Exercise prompt
Extract the entries in their exact form.

-------- Data provided

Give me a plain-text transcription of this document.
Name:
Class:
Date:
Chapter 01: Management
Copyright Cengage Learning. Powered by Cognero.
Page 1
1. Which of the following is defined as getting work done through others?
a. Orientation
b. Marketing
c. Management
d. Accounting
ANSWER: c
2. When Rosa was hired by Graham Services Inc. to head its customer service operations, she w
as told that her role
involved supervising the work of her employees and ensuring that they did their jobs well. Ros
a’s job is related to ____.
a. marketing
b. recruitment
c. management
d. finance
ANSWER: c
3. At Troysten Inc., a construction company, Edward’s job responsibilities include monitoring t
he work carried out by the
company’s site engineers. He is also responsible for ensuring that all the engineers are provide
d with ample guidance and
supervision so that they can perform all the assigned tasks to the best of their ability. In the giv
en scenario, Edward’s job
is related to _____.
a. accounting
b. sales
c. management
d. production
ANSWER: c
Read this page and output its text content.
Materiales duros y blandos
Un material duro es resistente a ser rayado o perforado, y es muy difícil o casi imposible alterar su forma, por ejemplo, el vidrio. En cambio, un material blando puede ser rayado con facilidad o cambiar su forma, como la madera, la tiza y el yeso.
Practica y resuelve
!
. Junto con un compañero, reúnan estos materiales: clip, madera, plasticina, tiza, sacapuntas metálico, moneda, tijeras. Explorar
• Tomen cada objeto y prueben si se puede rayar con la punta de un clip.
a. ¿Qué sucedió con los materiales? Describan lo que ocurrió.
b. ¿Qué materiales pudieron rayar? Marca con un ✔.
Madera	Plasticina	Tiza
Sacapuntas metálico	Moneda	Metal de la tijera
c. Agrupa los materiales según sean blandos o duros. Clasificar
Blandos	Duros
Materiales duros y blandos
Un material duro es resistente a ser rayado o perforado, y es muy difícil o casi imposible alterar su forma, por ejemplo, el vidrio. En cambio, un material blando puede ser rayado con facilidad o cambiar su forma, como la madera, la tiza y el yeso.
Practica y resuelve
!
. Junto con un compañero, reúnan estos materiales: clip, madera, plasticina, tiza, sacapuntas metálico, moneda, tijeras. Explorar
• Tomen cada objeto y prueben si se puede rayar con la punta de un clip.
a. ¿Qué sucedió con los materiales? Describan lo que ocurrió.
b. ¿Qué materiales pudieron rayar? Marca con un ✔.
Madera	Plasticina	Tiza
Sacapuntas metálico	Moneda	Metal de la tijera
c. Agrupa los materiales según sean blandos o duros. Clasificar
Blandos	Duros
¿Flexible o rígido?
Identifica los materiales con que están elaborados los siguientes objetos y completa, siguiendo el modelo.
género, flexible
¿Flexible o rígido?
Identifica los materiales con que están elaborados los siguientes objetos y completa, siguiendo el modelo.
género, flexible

----------------

Task response
Give me a plain-text transcription of this document.
Name:
Class:
Date:
Chapter 01: Management
Copyright Cengage Learning. Powered by Cognero.
Page 1
1. Which of the following is defined as getting work done through others?
a. Orientation
b. Marketing
c. Management
d. Accounting
ANSWER: c
2. When Rosa was hired by Graham Services Inc. to head its customer service operations, she w
as told that her role
involved supervising the work of her employees and ensuring that they did their jobs well. Ros
a’s job is related to ____.
a. marketing
b. recruitment
c. management
d. finance
ANSWER: c
3. At Troysten Inc., a construction company, Edward’s job responsibilities include monitoring t
he work carried out by the
company’s site engineers. He is also responsible for ensuring that all the engineers are provide
d with ample guidance and
supervision so that they can perform all the assigned tasks to the best of their ability. In the giv
en scenario, Edward’s job
is related to _____.
a. accounting
b. sales
c. management
d. production
ANSWER: c
Read this page and output its text content.
Materiales duros y blandos
Un material duro es resistente a ser rayado o perforado, y es muy difícil o casi imposible alterar su forma, por ejemplo, el vidrio. En cambio, un material blando puede ser rayado con facilidad o cambiar su forma, como la madera, la tiza y el yeso.
Practica y resuelve
!
. Junto con un compañero, reúnan estos materiales: clip, madera, plasticina, tiza, sacapuntas metálico, moneda, tijeras. Explorar
• Tomen cada objeto y prueben si se puede rayar con la punta de un clip.
a. ¿Qué sucedió con los materiales? Describan lo que ocurrió.
b. ¿Qué materiales pudieron rayar? Marca con un ✔.
Madera	Plasticina	Tiza
Sacapuntas metálico	Moneda	Metal de la tijera
c. Agrupa los materiales según sean blandos o duros. Clasificar
Blandos	Duros
Materiales duros y blandos
Un material duro es resistente a ser rayado o perforado, y es muy difícil o casi imposible alterar su forma, por ejemplo, el vidrio. En cambio, un material blando puede ser rayado con facilidad o cambiar su forma, como la madera, la tiza y el yeso.
Practica y resuelve
!
. Junto con un compañero, reúnan estos materiales: clip, madera, plasticina, tiza, sacapuntas metálico, moneda, tijeras. Explorar
• Tomen cada objeto y prueben si se puede rayar con la punta de un clip.
a. ¿Qué sucedió con los materiales? Describan lo que ocurrió.
b. ¿Qué materiales pudieron rayar? Marca con un ✔.
Madera	Plasticina	Tiza
Sacapuntas metálico	Moneda	Metal de la tijera
c. Agrupa los materiales según sean blandos o duros. Clasificar
Blandos	Duros
¿Flexible o rígido?
Identifica los materiales con que están elaborados los siguientes objetos y completa, siguiendo el modelo.
género, flexible
¿Flexible o rígido?
Identifica los materiales con que están elaborados los siguientes objetos y completa, siguiendo el modelo.
género, flexible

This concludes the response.